Stored entries
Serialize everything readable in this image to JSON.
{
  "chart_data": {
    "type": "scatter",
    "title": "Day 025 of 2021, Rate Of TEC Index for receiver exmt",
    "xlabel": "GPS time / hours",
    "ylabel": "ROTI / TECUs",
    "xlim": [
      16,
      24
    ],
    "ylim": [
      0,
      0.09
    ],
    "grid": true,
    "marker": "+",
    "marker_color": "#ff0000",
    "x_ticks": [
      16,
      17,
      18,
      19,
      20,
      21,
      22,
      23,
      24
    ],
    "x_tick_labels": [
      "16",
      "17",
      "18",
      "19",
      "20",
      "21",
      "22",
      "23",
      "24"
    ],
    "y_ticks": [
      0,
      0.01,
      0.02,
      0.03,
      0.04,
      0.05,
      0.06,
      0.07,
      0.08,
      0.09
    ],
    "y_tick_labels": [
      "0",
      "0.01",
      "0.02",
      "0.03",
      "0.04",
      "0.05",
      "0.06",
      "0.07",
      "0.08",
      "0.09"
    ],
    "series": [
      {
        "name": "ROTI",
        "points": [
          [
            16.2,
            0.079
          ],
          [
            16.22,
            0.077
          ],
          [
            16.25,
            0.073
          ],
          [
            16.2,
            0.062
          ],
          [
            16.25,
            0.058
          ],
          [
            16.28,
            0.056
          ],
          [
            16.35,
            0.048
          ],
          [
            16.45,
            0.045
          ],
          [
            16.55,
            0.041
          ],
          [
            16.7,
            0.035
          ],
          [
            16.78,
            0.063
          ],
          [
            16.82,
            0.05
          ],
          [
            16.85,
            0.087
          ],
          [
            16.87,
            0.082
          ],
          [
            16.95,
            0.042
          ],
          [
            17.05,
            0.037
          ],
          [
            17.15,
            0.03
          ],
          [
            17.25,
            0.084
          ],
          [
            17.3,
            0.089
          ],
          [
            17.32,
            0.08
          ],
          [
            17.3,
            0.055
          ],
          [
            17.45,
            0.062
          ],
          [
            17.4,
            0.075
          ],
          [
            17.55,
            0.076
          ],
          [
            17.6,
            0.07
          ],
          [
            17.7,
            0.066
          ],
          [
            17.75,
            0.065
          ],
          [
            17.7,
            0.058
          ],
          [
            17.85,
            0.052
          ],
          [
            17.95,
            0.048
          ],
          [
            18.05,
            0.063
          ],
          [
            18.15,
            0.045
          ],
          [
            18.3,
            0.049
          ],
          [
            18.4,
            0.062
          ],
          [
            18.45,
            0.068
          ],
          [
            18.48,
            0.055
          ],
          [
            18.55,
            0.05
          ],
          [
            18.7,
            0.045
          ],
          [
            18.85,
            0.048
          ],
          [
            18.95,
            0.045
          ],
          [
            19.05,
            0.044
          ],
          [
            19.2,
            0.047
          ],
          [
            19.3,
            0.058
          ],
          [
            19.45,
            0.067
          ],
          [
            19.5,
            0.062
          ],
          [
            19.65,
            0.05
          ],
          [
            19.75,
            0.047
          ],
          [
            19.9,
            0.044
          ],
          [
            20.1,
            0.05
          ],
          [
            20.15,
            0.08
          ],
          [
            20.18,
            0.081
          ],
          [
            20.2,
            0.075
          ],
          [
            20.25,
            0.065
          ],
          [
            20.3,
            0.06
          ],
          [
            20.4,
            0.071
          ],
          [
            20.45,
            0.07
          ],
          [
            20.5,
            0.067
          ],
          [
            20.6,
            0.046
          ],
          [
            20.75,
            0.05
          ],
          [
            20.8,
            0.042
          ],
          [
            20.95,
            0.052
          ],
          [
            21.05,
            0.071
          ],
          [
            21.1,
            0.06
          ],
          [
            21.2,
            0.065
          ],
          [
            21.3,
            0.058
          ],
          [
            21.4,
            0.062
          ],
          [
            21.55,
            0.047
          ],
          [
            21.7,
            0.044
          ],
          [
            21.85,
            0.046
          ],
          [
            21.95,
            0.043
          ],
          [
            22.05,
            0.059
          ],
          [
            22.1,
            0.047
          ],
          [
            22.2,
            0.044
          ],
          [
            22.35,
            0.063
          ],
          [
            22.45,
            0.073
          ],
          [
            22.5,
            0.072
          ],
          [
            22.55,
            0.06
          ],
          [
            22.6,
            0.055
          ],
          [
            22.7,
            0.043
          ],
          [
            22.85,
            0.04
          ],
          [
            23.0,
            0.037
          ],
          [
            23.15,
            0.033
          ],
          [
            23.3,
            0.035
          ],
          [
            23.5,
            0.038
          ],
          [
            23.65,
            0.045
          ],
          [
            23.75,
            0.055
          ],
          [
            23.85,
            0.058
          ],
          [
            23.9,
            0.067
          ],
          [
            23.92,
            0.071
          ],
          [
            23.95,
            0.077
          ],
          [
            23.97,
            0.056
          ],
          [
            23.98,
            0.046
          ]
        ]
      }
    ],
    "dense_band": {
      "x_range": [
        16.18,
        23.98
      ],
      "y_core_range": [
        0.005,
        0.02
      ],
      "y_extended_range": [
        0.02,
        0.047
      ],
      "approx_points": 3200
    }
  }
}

What you need to do
Reproduce the listing shown above in its entirety, exactly.

Complete answer
Serialize everything readable in this image to JSON.
{
  "chart_data": {
    "type": "scatter",
    "title": "Day 025 of 2021, Rate Of TEC Index for receiver exmt",
    "xlabel": "GPS time / hours",
    "ylabel": "ROTI / TECUs",
    "xlim": [
      16,
      24
    ],
    "ylim": [
      0,
      0.09
    ],
    "grid": true,
    "marker": "+",
    "marker_color": "#ff0000",
    "x_ticks": [
      16,
      17,
      18,
      19,
      20,
      21,
      22,
      23,
      24
    ],
    "x_tick_labels": [
      "16",
      "17",
      "18",
      "19",
      "20",
      "21",
      "22",
      "23",
      "24"
    ],
    "y_ticks": [
      0,
      0.01,
      0.02,
      0.03,
      0.04,
      0.05,
      0.06,
      0.07,
      0.08,
      0.09
    ],
    "y_tick_labels": [
      "0",
      "0.01",
      "0.02",
      "0.03",
      "0.04",
      "0.05",
      "0.06",
      "0.07",
      "0.08",
      "0.09"
    ],
    "series": [
      {
        "name": "ROTI",
        "points": [
          [
            16.2,
            0.079
          ],
          [
            16.22,
            0.077
          ],
          [
            16.25,
            0.073
          ],
          [
            16.2,
            0.062
          ],
          [
            16.25,
            0.058
          ],
          [
            16.28,
            0.056
          ],
          [
            16.35,
            0.048
          ],
          [
            16.45,
            0.045
          ],
          [
            16.55,
            0.041
          ],
          [
            16.7,
            0.035
          ],
          [
            16.78,
            0.063
          ],
          [
            16.82,
            0.05
          ],
          [
            16.85,
            0.087
          ],
          [
            16.87,
            0.082
          ],
          [
            16.95,
            0.042
          ],
          [
            17.05,
            0.037
          ],
          [
            17.15,
            0.03
          ],
          [
            17.25,
            0.084
          ],
          [
            17.3,
            0.089
          ],
          [
            17.32,
            0.08
          ],
          [
            17.3,
            0.055
          ],
          [
            17.45,
            0.062
          ],
          [
            17.4,
            0.075
          ],
          [
            17.55,
            0.076
          ],
          [
            17.6,
            0.07
          ],
          [
            17.7,
            0.066
          ],
          [
            17.75,
            0.065
          ],
          [
            17.7,
            0.058
          ],
          [
            17.85,
            0.052
          ],
          [
            17.95,
            0.048
          ],
          [
            18.05,
            0.063
          ],
          [
            18.15,
            0.045
          ],
          [
            18.3,
            0.049
          ],
          [
            18.4,
            0.062
          ],
          [
            18.45,
            0.068
          ],
          [
            18.48,
            0.055
          ],
          [
            18.55,
            0.05
          ],
          [
            18.7,
            0.045
          ],
          [
            18.85,
            0.048
          ],
          [
            18.95,
            0.045
          ],
          [
            19.05,
            0.044
          ],
          [
            19.2,
            0.047
          ],
          [
            19.3,
            0.058
          ],
          [
            19.45,
            0.067
          ],
          [
            19.5,
            0.062
          ],
          [
            19.65,
            0.05
          ],
          [
            19.75,
            0.047
          ],
          [
            19.9,
            0.044
          ],
          [
            20.1,
            0.05
          ],
          [
            20.15,
            0.08
          ],
          [
            20.18,
            0.081
          ],
          [
            20.2,
            0.075
          ],
          [
            20.25,
            0.065
          ],
          [
            20.3,
            0.06
          ],
          [
            20.4,
            0.071
          ],
          [
            20.45,
            0.07
          ],
          [
            20.5,
            0.067
          ],
          [
            20.6,
            0.046
          ],
          [
            20.75,
            0.05
          ],
          [
            20.8,
            0.042
          ],
          [
            20.95,
            0.052
          ],
          [
            21.05,
            0.071
          ],
          [
            21.1,
            0.06
          ],
          [
            21.2,
            0.065
          ],
          [
            21.3,
            0.058
          ],
          [
            21.4,
            0.062
          ],
          [
            21.55,
            0.047
          ],
          [
            21.7,
            0.044
          ],
          [
            21.85,
            0.046
          ],
          [
            21.95,
            0.043
          ],
          [
            22.05,
            0.059
          ],
          [
            22.1,
            0.047
          ],
          [
            22.2,
            0.044
          ],
          [
            22.35,
            0.063
          ],
          [
            22.45,
            0.073
          ],
          [
            22.5,
            0.072
          ],
          [
            22.55,
            0.06
          ],
          [
            22.6,
            0.055
          ],
          [
            22.7,
            0.043
          ],
          [
            22.85,
            0.04
          ],
          [
            23.0,
            0.037
          ],
          [
            23.15,
            0.033
          ],
          [
            23.3,
            0.035
          ],
          [
            23.5,
            0.038
          ],
          [
            23.65,
            0.045
          ],
          [
            23.75,
            0.055
          ],
          [
            23.85,
            0.058
          ],
          [
            23.9,
            0.067
          ],
          [
            23.92,
            0.071
          ],
          [
            23.95,
            0.077
          ],
          [
            23.97,
            0.056
          ],
          [
            23.98,
            0.046
          ]
        ]
      }
    ],
    "dense_band": {
      "x_range": [
        16.18,
        23.98
      ],
      "y_core_range": [
        0.005,
        0.02
      ],
      "y_extended_range": [
        0.02,
        0.047
      ],
      "approx_points": 3200
    }
  }
}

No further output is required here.